Exercise input >>
· · · ·
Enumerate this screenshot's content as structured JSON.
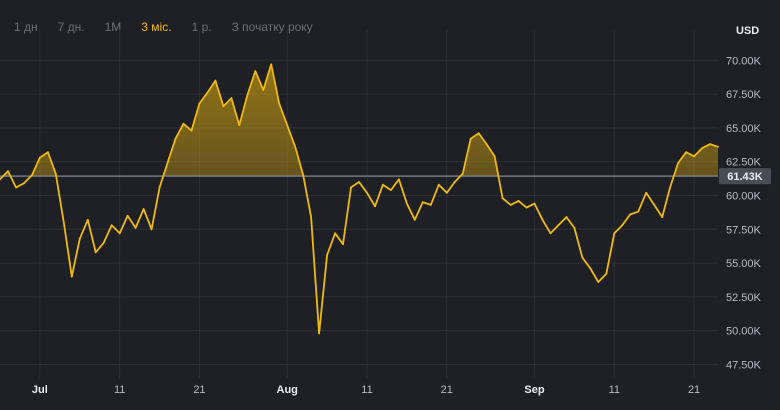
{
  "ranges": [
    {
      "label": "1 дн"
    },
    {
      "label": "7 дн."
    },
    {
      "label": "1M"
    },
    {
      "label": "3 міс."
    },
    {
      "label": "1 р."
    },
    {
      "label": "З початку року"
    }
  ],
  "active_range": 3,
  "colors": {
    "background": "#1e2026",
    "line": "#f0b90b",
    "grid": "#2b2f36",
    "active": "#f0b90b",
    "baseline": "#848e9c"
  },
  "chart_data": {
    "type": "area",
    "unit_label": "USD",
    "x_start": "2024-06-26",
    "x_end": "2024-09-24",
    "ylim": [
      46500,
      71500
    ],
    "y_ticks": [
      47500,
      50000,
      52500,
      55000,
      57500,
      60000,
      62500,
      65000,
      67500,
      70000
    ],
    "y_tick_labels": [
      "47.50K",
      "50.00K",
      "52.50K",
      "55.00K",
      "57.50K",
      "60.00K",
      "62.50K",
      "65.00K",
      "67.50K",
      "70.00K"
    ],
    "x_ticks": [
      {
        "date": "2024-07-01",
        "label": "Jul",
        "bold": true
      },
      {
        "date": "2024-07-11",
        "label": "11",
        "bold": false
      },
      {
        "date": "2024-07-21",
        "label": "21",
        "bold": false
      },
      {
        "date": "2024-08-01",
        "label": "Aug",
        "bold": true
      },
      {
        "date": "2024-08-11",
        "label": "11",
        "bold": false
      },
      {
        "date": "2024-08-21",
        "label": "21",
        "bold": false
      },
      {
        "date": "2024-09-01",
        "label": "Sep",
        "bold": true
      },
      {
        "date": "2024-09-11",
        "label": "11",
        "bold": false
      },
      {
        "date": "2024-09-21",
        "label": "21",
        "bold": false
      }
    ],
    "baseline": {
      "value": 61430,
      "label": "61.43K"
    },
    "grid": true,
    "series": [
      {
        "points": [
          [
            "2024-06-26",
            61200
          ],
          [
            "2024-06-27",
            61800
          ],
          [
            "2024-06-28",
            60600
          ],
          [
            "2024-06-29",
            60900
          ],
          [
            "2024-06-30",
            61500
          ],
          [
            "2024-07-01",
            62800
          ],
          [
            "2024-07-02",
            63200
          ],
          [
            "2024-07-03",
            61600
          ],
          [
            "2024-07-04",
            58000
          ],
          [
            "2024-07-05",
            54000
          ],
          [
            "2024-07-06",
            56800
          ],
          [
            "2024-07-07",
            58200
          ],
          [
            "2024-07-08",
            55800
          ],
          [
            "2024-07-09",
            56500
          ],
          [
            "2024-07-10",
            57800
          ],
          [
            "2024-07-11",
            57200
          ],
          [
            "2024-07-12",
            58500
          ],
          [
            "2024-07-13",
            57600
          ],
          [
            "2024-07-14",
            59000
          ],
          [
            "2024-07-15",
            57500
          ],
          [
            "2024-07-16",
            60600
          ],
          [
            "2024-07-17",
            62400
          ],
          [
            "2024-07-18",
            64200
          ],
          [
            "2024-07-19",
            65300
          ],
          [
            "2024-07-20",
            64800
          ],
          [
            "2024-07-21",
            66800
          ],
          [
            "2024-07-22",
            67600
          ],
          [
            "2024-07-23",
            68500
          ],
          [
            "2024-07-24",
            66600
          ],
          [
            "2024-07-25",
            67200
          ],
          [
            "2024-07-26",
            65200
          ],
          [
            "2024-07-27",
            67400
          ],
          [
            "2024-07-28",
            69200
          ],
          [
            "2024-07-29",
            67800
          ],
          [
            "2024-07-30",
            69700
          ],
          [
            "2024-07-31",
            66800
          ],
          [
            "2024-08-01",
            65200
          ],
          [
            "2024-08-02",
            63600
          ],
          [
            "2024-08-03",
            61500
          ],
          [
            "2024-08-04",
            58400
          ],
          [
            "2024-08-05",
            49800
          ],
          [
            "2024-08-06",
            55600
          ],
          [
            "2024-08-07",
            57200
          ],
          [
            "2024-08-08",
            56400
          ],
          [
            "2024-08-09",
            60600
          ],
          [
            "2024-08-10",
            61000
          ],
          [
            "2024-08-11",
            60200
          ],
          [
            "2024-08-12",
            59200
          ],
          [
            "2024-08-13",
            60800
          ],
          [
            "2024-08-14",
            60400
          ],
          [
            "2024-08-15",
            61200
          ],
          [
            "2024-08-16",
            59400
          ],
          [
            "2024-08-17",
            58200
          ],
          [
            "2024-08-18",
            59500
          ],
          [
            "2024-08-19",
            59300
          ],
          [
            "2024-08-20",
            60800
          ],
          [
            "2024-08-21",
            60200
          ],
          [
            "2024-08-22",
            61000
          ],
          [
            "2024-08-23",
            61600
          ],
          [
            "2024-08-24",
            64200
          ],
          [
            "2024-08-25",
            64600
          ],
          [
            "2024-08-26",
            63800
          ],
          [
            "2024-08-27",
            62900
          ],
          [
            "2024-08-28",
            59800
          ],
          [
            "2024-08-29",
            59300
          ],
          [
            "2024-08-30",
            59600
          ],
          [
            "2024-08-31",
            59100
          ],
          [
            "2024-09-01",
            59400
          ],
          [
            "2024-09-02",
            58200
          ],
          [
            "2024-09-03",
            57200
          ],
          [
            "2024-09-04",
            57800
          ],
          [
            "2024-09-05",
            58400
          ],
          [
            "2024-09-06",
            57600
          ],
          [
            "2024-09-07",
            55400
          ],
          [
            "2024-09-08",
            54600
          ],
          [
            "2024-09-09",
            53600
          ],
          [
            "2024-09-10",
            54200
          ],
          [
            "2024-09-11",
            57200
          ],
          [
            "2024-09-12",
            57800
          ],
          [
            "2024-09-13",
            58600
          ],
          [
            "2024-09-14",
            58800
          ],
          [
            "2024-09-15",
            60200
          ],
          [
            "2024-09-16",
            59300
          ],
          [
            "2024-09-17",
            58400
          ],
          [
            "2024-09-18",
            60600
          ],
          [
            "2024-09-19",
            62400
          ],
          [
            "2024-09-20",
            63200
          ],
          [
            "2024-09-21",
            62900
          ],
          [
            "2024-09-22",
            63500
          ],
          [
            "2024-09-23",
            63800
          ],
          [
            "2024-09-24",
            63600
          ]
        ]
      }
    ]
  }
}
· · · ·
Goal of the exercise >>
Quote every line word for word and keep the images out of the copy.

Worked answer >>
Enumerate this screenshot's content as structured JSON.
{
  "ranges": [
    {
      "label": "1 дн"
    },
    {
      "label": "7 дн."
    },
    {
      "label": "1M"
    },
    {
      "label": "3 міс."
    },
    {
      "label": "1 р."
    },
    {
      "label": "З початку року"
    }
  ],
  "active_range": 3,
  "colors": {
    "background": "#1e2026",
    "line": "#f0b90b",
    "grid": "#2b2f36",
    "active": "#f0b90b",
    "baseline": "#848e9c"
  },
  "chart_data": {
    "type": "area",
    "unit_label": "USD",
    "x_start": "2024-06-26",
    "x_end": "2024-09-24",
    "ylim": [
      46500,
      71500
    ],
    "y_ticks": [
      47500,
      50000,
      52500,
      55000,
      57500,
      60000,
      62500,
      65000,
      67500,
      70000
    ],
    "y_tick_labels": [
      "47.50K",
      "50.00K",
      "52.50K",
      "55.00K",
      "57.50K",
      "60.00K",
      "62.50K",
      "65.00K",
      "67.50K",
      "70.00K"
    ],
    "x_ticks": [
      {
        "date": "2024-07-01",
        "label": "Jul",
        "bold": true
      },
      {
        "date": "2024-07-11",
        "label": "11",
        "bold": false
      },
      {
        "date": "2024-07-21",
        "label": "21",
        "bold": false
      },
      {
        "date": "2024-08-01",
        "label": "Aug",
        "bold": true
      },
      {
        "date": "2024-08-11",
        "label": "11",
        "bold": false
      },
      {
        "date": "2024-08-21",
        "label": "21",
        "bold": false
      },
      {
        "date": "2024-09-01",
        "label": "Sep",
        "bold": true
      },
      {
        "date": "2024-09-11",
        "label": "11",
        "bold": false
      },
      {
        "date": "2024-09-21",
        "label": "21",
        "bold": false
      }
    ],
    "baseline": {
      "value": 61430,
      "label": "61.43K"
    },
    "grid": true,
    "series": [
      {
        "points": [
          [
            "2024-06-26",
            61200
          ],
          [
            "2024-06-27",
            61800
          ],
          [
            "2024-06-28",
            60600
          ],
          [
            "2024-06-29",
            60900
          ],
          [
            "2024-06-30",
            61500
          ],
          [
            "2024-07-01",
            62800
          ],
          [
            "2024-07-02",
            63200
          ],
          [
            "2024-07-03",
            61600
          ],
          [
            "2024-07-04",
            58000
          ],
          [
            "2024-07-05",
            54000
          ],
          [
            "2024-07-06",
            56800
          ],
          [
            "2024-07-07",
            58200
          ],
          [
            "2024-07-08",
            55800
          ],
          [
            "2024-07-09",
            56500
          ],
          [
            "2024-07-10",
            57800
          ],
          [
            "2024-07-11",
            57200
          ],
          [
            "2024-07-12",
            58500
          ],
          [
            "2024-07-13",
            57600
          ],
          [
            "2024-07-14",
            59000
          ],
          [
            "2024-07-15",
            57500
          ],
          [
            "2024-07-16",
            60600
          ],
          [
            "2024-07-17",
            62400
          ],
          [
            "2024-07-18",
            64200
          ],
          [
            "2024-07-19",
            65300
          ],
          [
            "2024-07-20",
            64800
          ],
          [
            "2024-07-21",
            66800
          ],
          [
            "2024-07-22",
            67600
          ],
          [
            "2024-07-23",
            68500
          ],
          [
            "2024-07-24",
            66600
          ],
          [
            "2024-07-25",
            67200
          ],
          [
            "2024-07-26",
            65200
          ],
          [
            "2024-07-27",
            67400
          ],
          [
            "2024-07-28",
            69200
          ],
          [
            "2024-07-29",
            67800
          ],
          [
            "2024-07-30",
            69700
          ],
          [
            "2024-07-31",
            66800
          ],
          [
            "2024-08-01",
            65200
          ],
          [
            "2024-08-02",
            63600
          ],
          [
            "2024-08-03",
            61500
          ],
          [
            "2024-08-04",
            58400
          ],
          [
            "2024-08-05",
            49800
          ],
          [
            "2024-08-06",
            55600
          ],
          [
            "2024-08-07",
            57200
          ],
          [
            "2024-08-08",
            56400
          ],
          [
            "2024-08-09",
            60600
          ],
          [
            "2024-08-10",
            61000
          ],
          [
            "2024-08-11",
            60200
          ],
          [
            "2024-08-12",
            59200
          ],
          [
            "2024-08-13",
            60800
          ],
          [
            "2024-08-14",
            60400
          ],
          [
            "2024-08-15",
            61200
          ],
          [
            "2024-08-16",
            59400
          ],
          [
            "2024-08-17",
            58200
          ],
          [
            "2024-08-18",
            59500
          ],
          [
            "2024-08-19",
            59300
          ],
          [
            "2024-08-20",
            60800
          ],
          [
            "2024-08-21",
            60200
          ],
          [
            "2024-08-22",
            61000
          ],
          [
            "2024-08-23",
            61600
          ],
          [
            "2024-08-24",
            64200
          ],
          [
            "2024-08-25",
            64600
          ],
          [
            "2024-08-26",
            63800
          ],
          [
            "2024-08-27",
            62900
          ],
          [
            "2024-08-28",
            59800
          ],
          [
            "2024-08-29",
            59300
          ],
          [
            "2024-08-30",
            59600
          ],
          [
            "2024-08-31",
            59100
          ],
          [
            "2024-09-01",
            59400
          ],
          [
            "2024-09-02",
            58200
          ],
          [
            "2024-09-03",
            57200
          ],
          [
            "2024-09-04",
            57800
          ],
          [
            "2024-09-05",
            58400
          ],
          [
            "2024-09-06",
            57600
          ],
          [
            "2024-09-07",
            55400
          ],
          [
            "2024-09-08",
            54600
          ],
          [
            "2024-09-09",
            53600
          ],
          [
            "2024-09-10",
            54200
          ],
          [
            "2024-09-11",
            57200
          ],
          [
            "2024-09-12",
            57800
          ],
          [
            "2024-09-13",
            58600
          ],
          [
            "2024-09-14",
            58800
          ],
          [
            "2024-09-15",
            60200
          ],
          [
            "2024-09-16",
            59300
          ],
          [
            "2024-09-17",
            58400
          ],
          [
            "2024-09-18",
            60600
          ],
          [
            "2024-09-19",
            62400
          ],
          [
            "2024-09-20",
            63200
          ],
          [
            "2024-09-21",
            62900
          ],
          [
            "2024-09-22",
            63500
          ],
          [
            "2024-09-23",
            63800
          ],
          [
            "2024-09-24",
            63600
          ]
        ]
      }
    ]
  }
}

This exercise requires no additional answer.